Les forces spéciales fidèles au « Guide » ainsi que sa garde rapprochée mènent des combats acharnés dans Tripoli. Le colonel Kadhafi a fait un troisième discours à la télévision libyenne, incohérent mais menaçant.
Le régime libyen, en perte de vitesse, condamné par la plupart de ses partenaires, est entré dans une longue agonie, synonyme de plus d’effusion de sang, plus de morts et plus de blessés. La révolte des libyens a déjà fait en dix jours plus de mille morts – et plusieurs milliers de blessés – selon un bilan certainement sous-évalué circulant aux Nations unies à New-York. Mais l’option « terre brûlée » annoncée par le « Guide de la Révolution » risque de multiplier ce décompte macabre par cinq, dix, vingt ou plus, estiment les Libyens de l’intérieur, qui appellent au secours dans des déclaration désespérées diffusées par les télévisions arabes Al Arabya et Al Jazeera.

★ ★ ★ ★ ★

CONSIGNES:
A. Veuillez recopier le passage du texte sur la Libye commençant par « Le régime libyen, en » et se terminant par « et Al Jazeera. », en substituant « Genève » à « New-York ».
B. Indiquez par oui ou par non si chacune des affirmations suivantes concorde avec le texte sur la Libye, en citant les mots du texte qui tranchent : (i) la révolte a fait plus de mille morts en dix jours ; (ii) le régime libyen est soutenu par la plupart de ses partenaires ; (iii) des télévisions arabes diffusent les appels des Libyens de l'intérieur.
Le matériel qui suit provient d'une autre source.

DONNÉES ENREGISTRÉES:
★ ★ ★ ★ ★

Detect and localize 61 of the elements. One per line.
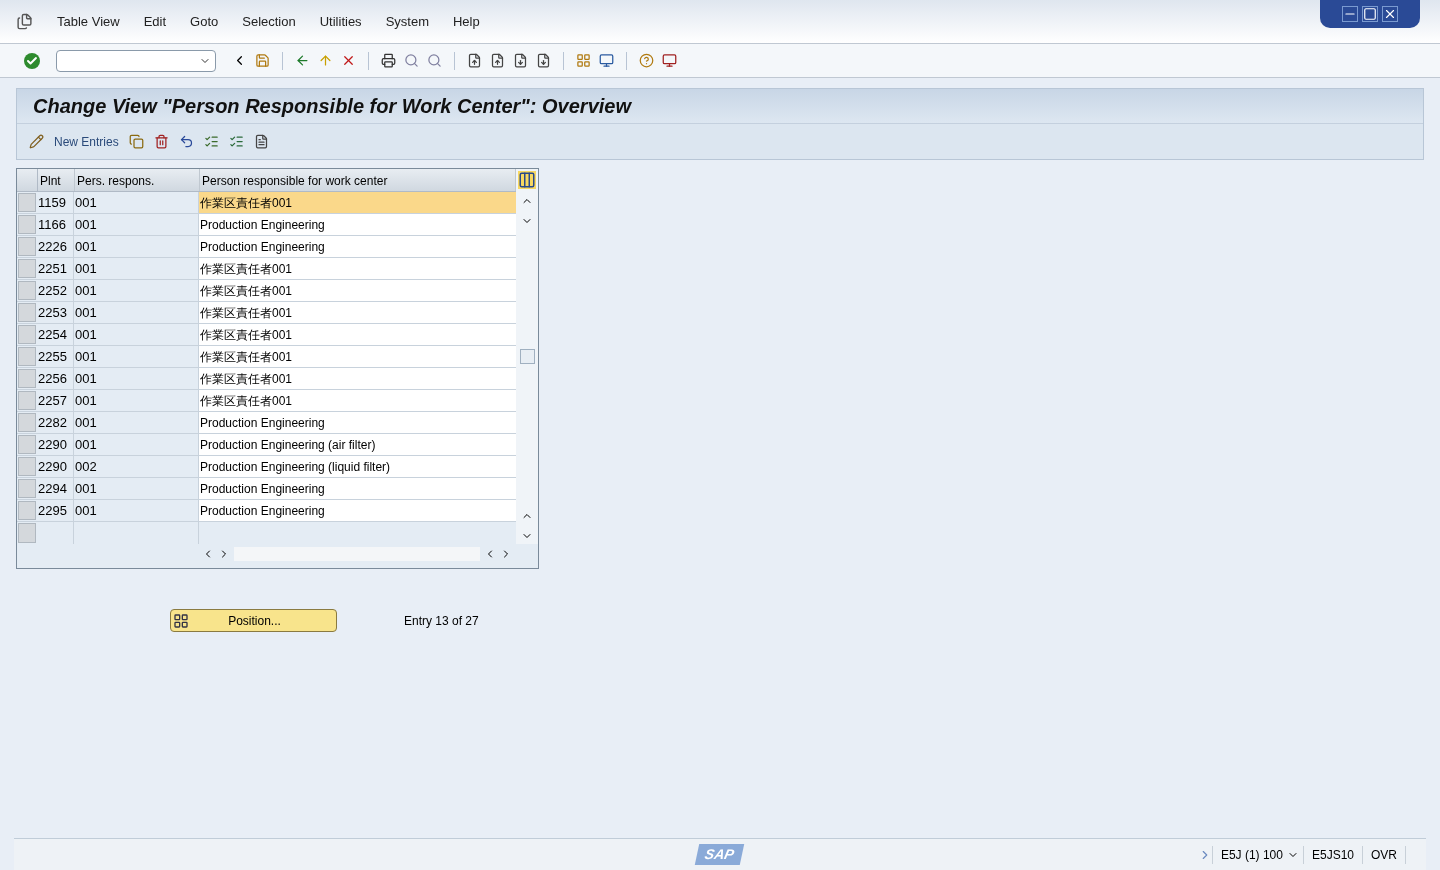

★ ★ ★ ★ ★

RÉPONSES:
A.
Le régime libyen, en perte de vitesse, condamné par la plupart de ses partenaires, est entré dans une longue agonie, synonyme de plus d’effusion de sang, plus de morts et plus de blessés. La révolte des libyens a déjà fait en dix jours plus de mille morts – et plusieurs milliers de blessés – selon un bilan certainement sous-évalué circulant aux Nations unies à Genève. Mais l’option « terre brûlée » annoncée par le « Guide de la Révolution » risque de multiplier ce décompte macabre par cinq, dix, vingt ou plus, estiment les Libyens de l’intérieur, qui appellent au secours dans des déclaration désespérées diffusées par les télévisions arabes Al Arabya et Al Jazeera.

B.
(i) Oui : « La révolte des libyens a déjà fait en dix jours plus de mille morts ».
(ii) Non : « condamné par la plupart de ses partenaires ».
(iii) Oui : « diffusées par les télévisions arabes Al Arabya et Al Jazeera ».